**Exercise material**
◇ ◇ ◇ ◇ ◇ ◇ ◇

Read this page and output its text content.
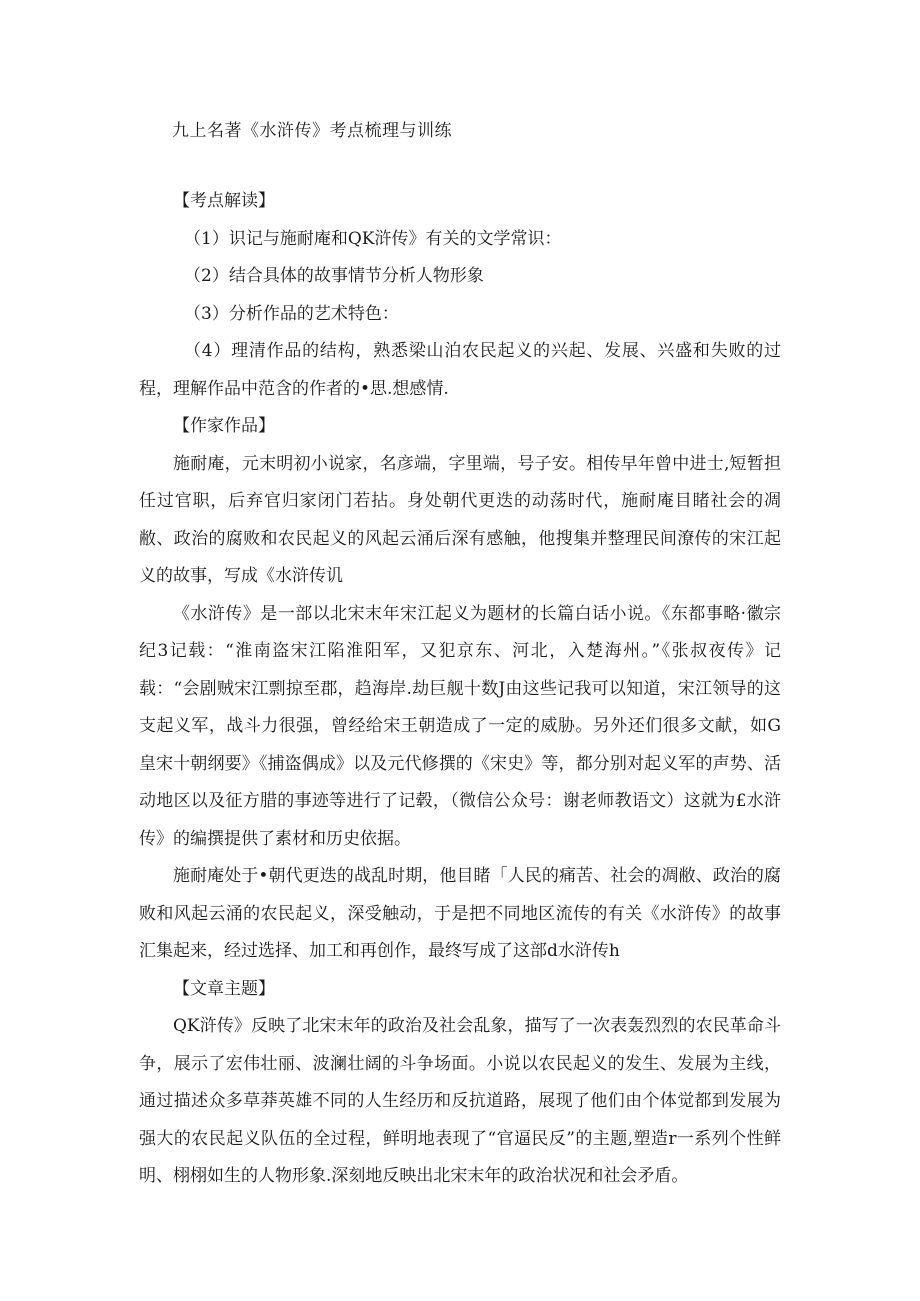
九上名著《水浒传》考点梳理与训练

【考点解读】

（1）识记与施耐庵和QK浒传》有关的文学常识：

（2）结合具体的故事情节分析人物形象

（3）分析作品的艺术特色：

（4）理清作品的结构，熟悉梁山泊农民起义的兴起、发展、兴盛和失败的过程，理解作品中范含的作者的•思.想感情.

【作家作品】

施耐庵，元末明初小说家，名彦端，字里端，号子安。相传早年曾中进士,短暂担任过官职，后弃官归家闭门若拈。身处朝代更迭的动荡时代，施耐庵目睹社会的凋敝、政治的腐败和农民起义的风起云涌后深有感触，他搜集并整理民间潦传的宋江起义的故事，写成《水浒传讥

《水浒传》是一部以北宋末年宋江起义为题材的长篇白话小说。《东都事略·徽宗纪3记载：“淮南盗宋江陷淮阳军，又犯京东、河北，入楚海州。”《张叔夜传》记载：“会剧贼宋江剽掠至郡，趋海岸.劫巨舰十数J由这些记我可以知道，宋江领导的这支起义军，战斗力很强，曾经给宋王朝造成了一定的威胁。另外还们很多文献，如G皇宋十朝纲要》《捕盗偶成》以及元代修撰的《宋史》等，都分别对起义军的声势、活动地区以及征方腊的事迹等进行了记毂，（微信公众号：谢老师教语文）这就为£水浒传》的编撰提供了素材和历史依据。

施耐庵处于•朝代更迭的战乱时期，他目睹「人民的痛苦、社会的凋敝、政治的腐败和风起云涌的农民起义，深受触动，于是把不同地区流传的有关《水浒传》的故事汇集起来，经过选择、加工和再创作，最终写成了这部d水浒传h

【文章主题】

QK浒传》反映了北宋末年的政治及社会乱象，描写了一次表轰烈烈的农民革命斗争，展示了宏伟壮丽、波澜壮阔的斗争场面。小说以农民起义的发生、发展为主线，通过描述众多草莽英雄不同的人生经历和反抗道路，展现了他们由个体觉都到发展为强大的农民起义队伍的全过程，鲜明地表现了“官逼民反”的主题,塑造r一系列个性鲜明、栩栩如生的人物形象.深刻地反映出北宋末年的政治状况和社会矛盾。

◇ ◇ ◇ ◇ ◇ ◇ ◇

**The task**
Reproduce the material in full, word for word, and omit the pictures.

**Expected answer**
Read this page and output its text content.
九上名著《水浒传》考点梳理与训练

【考点解读】

（1）识记与施耐庵和QK浒传》有关的文学常识：

（2）结合具体的故事情节分析人物形象

（3）分析作品的艺术特色：

（4）理清作品的结构，熟悉梁山泊农民起义的兴起、发展、兴盛和失败的过程，理解作品中范含的作者的•思.想感情.

【作家作品】

施耐庵，元末明初小说家，名彦端，字里端，号子安。相传早年曾中进士,短暂担任过官职，后弃官归家闭门若拈。身处朝代更迭的动荡时代，施耐庵目睹社会的凋敝、政治的腐败和农民起义的风起云涌后深有感触，他搜集并整理民间潦传的宋江起义的故事，写成《水浒传讥

《水浒传》是一部以北宋末年宋江起义为题材的长篇白话小说。《东都事略·徽宗纪3记载：“淮南盗宋江陷淮阳军，又犯京东、河北，入楚海州。”《张叔夜传》记载：“会剧贼宋江剽掠至郡，趋海岸.劫巨舰十数J由这些记我可以知道，宋江领导的这支起义军，战斗力很强，曾经给宋王朝造成了一定的威胁。另外还们很多文献，如G皇宋十朝纲要》《捕盗偶成》以及元代修撰的《宋史》等，都分别对起义军的声势、活动地区以及征方腊的事迹等进行了记毂，（微信公众号：谢老师教语文）这就为£水浒传》的编撰提供了素材和历史依据。

施耐庵处于•朝代更迭的战乱时期，他目睹「人民的痛苦、社会的凋敝、政治的腐败和风起云涌的农民起义，深受触动，于是把不同地区流传的有关《水浒传》的故事汇集起来，经过选择、加工和再创作，最终写成了这部d水浒传h

【文章主题】

QK浒传》反映了北宋末年的政治及社会乱象，描写了一次表轰烈烈的农民革命斗争，展示了宏伟壮丽、波澜壮阔的斗争场面。小说以农民起义的发生、发展为主线，通过描述众多草莽英雄不同的人生经历和反抗道路，展现了他们由个体觉都到发展为强大的农民起义队伍的全过程，鲜明地表现了“官逼民反”的主题,塑造r一系列个性鲜明、栩栩如生的人物形象.深刻地反映出北宋末年的政治状况和社会矛盾。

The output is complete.